__MATERIAL TO PROCESS__
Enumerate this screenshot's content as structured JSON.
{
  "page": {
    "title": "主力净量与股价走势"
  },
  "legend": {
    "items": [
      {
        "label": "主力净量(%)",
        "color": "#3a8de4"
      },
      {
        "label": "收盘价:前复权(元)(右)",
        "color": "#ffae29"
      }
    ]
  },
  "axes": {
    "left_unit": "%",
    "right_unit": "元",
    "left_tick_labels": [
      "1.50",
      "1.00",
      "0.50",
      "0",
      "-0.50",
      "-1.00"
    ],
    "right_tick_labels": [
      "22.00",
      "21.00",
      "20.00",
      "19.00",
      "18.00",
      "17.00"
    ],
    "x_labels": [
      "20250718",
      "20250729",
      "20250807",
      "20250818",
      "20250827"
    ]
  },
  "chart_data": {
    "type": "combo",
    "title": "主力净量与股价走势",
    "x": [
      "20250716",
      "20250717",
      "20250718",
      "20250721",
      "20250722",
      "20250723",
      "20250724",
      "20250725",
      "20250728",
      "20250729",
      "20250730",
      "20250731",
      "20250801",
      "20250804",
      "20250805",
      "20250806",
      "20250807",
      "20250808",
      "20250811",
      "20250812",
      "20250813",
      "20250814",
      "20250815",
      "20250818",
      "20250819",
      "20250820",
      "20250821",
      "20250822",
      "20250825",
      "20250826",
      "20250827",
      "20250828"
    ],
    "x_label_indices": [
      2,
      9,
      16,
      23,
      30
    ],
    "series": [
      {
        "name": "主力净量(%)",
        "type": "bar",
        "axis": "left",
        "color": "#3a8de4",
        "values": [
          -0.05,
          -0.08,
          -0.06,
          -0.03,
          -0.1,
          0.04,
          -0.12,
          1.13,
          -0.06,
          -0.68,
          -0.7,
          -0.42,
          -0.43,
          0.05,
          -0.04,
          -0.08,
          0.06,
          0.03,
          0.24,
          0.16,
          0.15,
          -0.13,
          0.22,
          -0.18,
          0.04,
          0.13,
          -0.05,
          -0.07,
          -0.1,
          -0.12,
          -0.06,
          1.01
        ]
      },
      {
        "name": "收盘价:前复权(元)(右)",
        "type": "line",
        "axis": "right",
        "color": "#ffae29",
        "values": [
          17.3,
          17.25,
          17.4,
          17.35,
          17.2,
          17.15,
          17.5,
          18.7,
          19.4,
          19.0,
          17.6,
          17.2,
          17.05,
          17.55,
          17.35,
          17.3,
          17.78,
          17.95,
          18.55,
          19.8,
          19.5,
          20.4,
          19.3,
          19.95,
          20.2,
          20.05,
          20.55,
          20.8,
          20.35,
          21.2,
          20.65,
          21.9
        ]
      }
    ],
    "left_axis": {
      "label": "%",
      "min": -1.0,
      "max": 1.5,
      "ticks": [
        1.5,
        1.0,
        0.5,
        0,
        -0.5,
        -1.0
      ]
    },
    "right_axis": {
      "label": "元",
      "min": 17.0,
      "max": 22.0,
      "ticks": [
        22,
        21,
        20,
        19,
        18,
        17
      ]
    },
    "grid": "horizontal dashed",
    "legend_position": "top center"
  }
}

__EXERCISE__
Recite the full listing above exactly.

__ANSWER BELOW__
Enumerate this screenshot's content as structured JSON.
{
  "page": {
    "title": "主力净量与股价走势"
  },
  "legend": {
    "items": [
      {
        "label": "主力净量(%)",
        "color": "#3a8de4"
      },
      {
        "label": "收盘价:前复权(元)(右)",
        "color": "#ffae29"
      }
    ]
  },
  "axes": {
    "left_unit": "%",
    "right_unit": "元",
    "left_tick_labels": [
      "1.50",
      "1.00",
      "0.50",
      "0",
      "-0.50",
      "-1.00"
    ],
    "right_tick_labels": [
      "22.00",
      "21.00",
      "20.00",
      "19.00",
      "18.00",
      "17.00"
    ],
    "x_labels": [
      "20250718",
      "20250729",
      "20250807",
      "20250818",
      "20250827"
    ]
  },
  "chart_data": {
    "type": "combo",
    "title": "主力净量与股价走势",
    "x": [
      "20250716",
      "20250717",
      "20250718",
      "20250721",
      "20250722",
      "20250723",
      "20250724",
      "20250725",
      "20250728",
      "20250729",
      "20250730",
      "20250731",
      "20250801",
      "20250804",
      "20250805",
      "20250806",
      "20250807",
      "20250808",
      "20250811",
      "20250812",
      "20250813",
      "20250814",
      "20250815",
      "20250818",
      "20250819",
      "20250820",
      "20250821",
      "20250822",
      "20250825",
      "20250826",
      "20250827",
      "20250828"
    ],
    "x_label_indices": [
      2,
      9,
      16,
      23,
      30
    ],
    "series": [
      {
        "name": "主力净量(%)",
        "type": "bar",
        "axis": "left",
        "color": "#3a8de4",
        "values": [
          -0.05,
          -0.08,
          -0.06,
          -0.03,
          -0.1,
          0.04,
          -0.12,
          1.13,
          -0.06,
          -0.68,
          -0.7,
          -0.42,
          -0.43,
          0.05,
          -0.04,
          -0.08,
          0.06,
          0.03,
          0.24,
          0.16,
          0.15,
          -0.13,
          0.22,
          -0.18,
          0.04,
          0.13,
          -0.05,
          -0.07,
          -0.1,
          -0.12,
          -0.06,
          1.01
        ]
      },
      {
        "name": "收盘价:前复权(元)(右)",
        "type": "line",
        "axis": "right",
        "color": "#ffae29",
        "values": [
          17.3,
          17.25,
          17.4,
          17.35,
          17.2,
          17.15,
          17.5,
          18.7,
          19.4,
          19.0,
          17.6,
          17.2,
          17.05,
          17.55,
          17.35,
          17.3,
          17.78,
          17.95,
          18.55,
          19.8,
          19.5,
          20.4,
          19.3,
          19.95,
          20.2,
          20.05,
          20.55,
          20.8,
          20.35,
          21.2,
          20.65,
          21.9
        ]
      }
    ],
    "left_axis": {
      "label": "%",
      "min": -1.0,
      "max": 1.5,
      "ticks": [
        1.5,
        1.0,
        0.5,
        0,
        -0.5,
        -1.0
      ]
    },
    "right_axis": {
      "label": "元",
      "min": 17.0,
      "max": 22.0,
      "ticks": [
        22,
        21,
        20,
        19,
        18,
        17
      ]
    },
    "grid": "horizontal dashed",
    "legend_position": "top center"
  }
}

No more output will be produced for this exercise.